===== Extracted entries =====
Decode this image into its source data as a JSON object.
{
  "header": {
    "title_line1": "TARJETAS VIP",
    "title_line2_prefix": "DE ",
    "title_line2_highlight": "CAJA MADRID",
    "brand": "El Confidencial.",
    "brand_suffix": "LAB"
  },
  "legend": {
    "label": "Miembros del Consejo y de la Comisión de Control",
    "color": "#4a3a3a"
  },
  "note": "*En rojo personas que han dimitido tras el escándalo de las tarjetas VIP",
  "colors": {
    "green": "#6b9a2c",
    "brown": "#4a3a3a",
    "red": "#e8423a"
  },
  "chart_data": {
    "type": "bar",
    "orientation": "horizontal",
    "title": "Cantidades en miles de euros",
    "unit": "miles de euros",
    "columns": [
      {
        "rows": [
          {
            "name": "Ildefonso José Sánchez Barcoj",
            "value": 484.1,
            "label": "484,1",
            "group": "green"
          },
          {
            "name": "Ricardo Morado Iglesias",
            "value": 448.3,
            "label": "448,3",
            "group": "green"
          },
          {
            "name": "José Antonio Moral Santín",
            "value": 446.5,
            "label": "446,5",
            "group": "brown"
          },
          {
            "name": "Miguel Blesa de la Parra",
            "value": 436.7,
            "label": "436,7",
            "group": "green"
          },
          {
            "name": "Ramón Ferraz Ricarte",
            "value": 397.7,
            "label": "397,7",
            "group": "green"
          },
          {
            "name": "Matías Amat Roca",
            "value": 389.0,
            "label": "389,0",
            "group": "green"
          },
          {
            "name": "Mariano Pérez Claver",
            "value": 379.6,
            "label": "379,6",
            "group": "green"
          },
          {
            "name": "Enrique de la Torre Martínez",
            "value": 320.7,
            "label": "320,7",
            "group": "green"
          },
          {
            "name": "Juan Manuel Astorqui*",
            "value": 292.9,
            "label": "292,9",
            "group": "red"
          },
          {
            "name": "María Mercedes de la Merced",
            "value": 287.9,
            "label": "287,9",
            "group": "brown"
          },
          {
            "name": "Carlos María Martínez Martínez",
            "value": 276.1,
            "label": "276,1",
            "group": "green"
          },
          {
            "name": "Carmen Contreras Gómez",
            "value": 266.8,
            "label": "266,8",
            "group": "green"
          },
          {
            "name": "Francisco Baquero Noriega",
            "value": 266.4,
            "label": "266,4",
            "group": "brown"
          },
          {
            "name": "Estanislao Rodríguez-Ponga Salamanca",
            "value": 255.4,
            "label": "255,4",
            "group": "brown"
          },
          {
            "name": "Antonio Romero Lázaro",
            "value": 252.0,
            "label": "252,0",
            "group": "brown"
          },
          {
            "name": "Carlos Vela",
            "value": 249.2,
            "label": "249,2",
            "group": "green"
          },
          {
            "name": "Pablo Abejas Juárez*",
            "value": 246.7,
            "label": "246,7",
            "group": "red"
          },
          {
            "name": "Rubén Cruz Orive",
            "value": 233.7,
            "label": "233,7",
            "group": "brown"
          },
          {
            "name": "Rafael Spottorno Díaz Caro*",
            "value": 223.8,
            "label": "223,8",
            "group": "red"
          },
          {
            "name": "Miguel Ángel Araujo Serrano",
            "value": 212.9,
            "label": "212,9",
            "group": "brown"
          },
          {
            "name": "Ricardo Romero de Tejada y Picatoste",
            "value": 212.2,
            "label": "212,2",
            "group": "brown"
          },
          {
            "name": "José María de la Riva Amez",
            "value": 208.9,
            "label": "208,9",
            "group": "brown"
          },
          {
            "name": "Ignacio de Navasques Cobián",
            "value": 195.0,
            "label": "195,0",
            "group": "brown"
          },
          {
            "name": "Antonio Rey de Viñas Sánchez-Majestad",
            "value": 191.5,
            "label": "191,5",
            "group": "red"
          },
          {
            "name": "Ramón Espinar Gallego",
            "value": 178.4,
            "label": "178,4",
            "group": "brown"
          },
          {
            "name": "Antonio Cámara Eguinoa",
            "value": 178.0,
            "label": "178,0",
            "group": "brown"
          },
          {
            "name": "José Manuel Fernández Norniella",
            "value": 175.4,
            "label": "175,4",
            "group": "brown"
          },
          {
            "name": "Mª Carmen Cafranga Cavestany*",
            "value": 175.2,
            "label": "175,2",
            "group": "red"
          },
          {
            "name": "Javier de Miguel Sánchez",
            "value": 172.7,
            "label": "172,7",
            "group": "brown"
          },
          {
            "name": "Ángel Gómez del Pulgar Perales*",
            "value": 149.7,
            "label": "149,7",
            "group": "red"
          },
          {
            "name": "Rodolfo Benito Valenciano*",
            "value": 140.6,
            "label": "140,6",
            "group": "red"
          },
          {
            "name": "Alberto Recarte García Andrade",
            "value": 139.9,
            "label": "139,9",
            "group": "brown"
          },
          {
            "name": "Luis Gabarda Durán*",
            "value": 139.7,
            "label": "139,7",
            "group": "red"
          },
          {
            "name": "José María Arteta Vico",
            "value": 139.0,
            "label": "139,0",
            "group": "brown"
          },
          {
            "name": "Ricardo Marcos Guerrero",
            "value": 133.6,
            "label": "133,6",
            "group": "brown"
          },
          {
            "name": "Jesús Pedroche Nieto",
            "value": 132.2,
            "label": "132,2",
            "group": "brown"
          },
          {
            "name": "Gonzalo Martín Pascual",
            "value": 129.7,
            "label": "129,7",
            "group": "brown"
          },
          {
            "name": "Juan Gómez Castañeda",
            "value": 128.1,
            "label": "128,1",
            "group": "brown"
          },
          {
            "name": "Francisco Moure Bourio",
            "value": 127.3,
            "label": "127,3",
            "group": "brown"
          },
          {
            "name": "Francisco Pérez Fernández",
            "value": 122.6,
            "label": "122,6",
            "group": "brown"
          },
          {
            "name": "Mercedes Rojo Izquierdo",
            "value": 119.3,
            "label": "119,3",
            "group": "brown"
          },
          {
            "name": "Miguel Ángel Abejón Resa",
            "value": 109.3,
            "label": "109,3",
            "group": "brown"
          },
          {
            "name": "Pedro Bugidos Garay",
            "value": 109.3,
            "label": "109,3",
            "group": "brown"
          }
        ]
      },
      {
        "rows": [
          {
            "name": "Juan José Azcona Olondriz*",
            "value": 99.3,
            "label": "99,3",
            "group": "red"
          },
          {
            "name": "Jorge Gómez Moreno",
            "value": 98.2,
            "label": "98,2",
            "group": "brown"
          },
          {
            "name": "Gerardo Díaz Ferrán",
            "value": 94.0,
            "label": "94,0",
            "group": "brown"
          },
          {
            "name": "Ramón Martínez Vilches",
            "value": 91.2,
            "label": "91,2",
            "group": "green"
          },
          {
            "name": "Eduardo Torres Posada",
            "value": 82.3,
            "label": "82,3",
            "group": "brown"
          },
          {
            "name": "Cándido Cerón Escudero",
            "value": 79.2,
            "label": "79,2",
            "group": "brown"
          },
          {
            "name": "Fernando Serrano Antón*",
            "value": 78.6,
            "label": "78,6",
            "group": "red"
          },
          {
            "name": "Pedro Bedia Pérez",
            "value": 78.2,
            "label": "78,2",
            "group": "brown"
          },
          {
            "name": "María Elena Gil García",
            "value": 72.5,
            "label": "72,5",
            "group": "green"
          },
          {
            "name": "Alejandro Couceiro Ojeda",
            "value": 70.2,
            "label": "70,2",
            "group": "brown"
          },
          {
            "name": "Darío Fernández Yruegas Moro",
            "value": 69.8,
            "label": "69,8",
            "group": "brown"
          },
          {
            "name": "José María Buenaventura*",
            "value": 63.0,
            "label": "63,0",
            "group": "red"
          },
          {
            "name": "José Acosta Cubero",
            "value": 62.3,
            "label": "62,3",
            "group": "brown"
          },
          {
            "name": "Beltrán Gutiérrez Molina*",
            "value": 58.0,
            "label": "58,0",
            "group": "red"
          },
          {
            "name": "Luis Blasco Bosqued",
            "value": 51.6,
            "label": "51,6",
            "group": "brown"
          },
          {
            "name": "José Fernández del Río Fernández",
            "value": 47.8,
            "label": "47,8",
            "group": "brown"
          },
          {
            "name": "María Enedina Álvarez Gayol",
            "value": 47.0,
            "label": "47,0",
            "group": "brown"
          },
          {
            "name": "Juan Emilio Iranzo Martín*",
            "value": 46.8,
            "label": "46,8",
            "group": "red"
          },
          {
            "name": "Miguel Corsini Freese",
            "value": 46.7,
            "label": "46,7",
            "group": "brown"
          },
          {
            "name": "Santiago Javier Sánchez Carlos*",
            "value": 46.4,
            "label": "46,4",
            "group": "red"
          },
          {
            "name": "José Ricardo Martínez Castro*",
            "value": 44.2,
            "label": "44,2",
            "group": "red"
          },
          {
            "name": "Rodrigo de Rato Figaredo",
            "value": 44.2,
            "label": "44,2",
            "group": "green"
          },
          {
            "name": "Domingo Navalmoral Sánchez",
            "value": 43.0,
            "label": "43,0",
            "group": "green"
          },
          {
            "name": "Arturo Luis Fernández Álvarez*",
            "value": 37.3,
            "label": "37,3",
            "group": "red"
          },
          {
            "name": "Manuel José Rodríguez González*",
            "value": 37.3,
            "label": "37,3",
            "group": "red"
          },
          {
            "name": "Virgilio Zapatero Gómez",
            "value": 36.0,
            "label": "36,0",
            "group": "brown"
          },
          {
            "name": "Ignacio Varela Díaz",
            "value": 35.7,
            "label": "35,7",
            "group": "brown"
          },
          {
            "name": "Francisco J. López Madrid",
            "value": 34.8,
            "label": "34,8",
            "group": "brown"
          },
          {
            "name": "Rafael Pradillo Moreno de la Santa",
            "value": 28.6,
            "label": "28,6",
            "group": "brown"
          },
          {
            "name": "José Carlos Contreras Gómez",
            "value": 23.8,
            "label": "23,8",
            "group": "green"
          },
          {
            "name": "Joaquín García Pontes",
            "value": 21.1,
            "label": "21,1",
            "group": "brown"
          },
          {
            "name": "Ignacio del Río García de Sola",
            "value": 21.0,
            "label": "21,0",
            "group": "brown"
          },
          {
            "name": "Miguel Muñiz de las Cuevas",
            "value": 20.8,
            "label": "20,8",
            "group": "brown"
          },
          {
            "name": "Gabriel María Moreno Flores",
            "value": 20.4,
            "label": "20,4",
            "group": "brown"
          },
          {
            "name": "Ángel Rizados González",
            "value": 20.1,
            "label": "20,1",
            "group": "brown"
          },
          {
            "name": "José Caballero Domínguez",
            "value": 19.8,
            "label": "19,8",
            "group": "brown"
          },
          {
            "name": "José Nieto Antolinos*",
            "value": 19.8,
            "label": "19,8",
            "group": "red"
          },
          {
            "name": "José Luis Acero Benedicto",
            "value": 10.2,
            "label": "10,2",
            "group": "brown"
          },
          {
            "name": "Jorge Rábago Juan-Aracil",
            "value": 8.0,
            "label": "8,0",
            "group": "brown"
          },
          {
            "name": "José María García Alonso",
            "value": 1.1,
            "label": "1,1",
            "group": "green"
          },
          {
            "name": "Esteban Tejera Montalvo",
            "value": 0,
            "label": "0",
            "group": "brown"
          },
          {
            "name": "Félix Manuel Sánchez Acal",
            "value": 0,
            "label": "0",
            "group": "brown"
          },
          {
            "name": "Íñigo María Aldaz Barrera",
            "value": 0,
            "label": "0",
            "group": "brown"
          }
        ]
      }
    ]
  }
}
=====
# Required task:
Look through the entries above for the word "euros". Copy every line where it shows up.

# Written solution:
    "title": "Cantidades en miles de euros",
    "unit": "miles de euros",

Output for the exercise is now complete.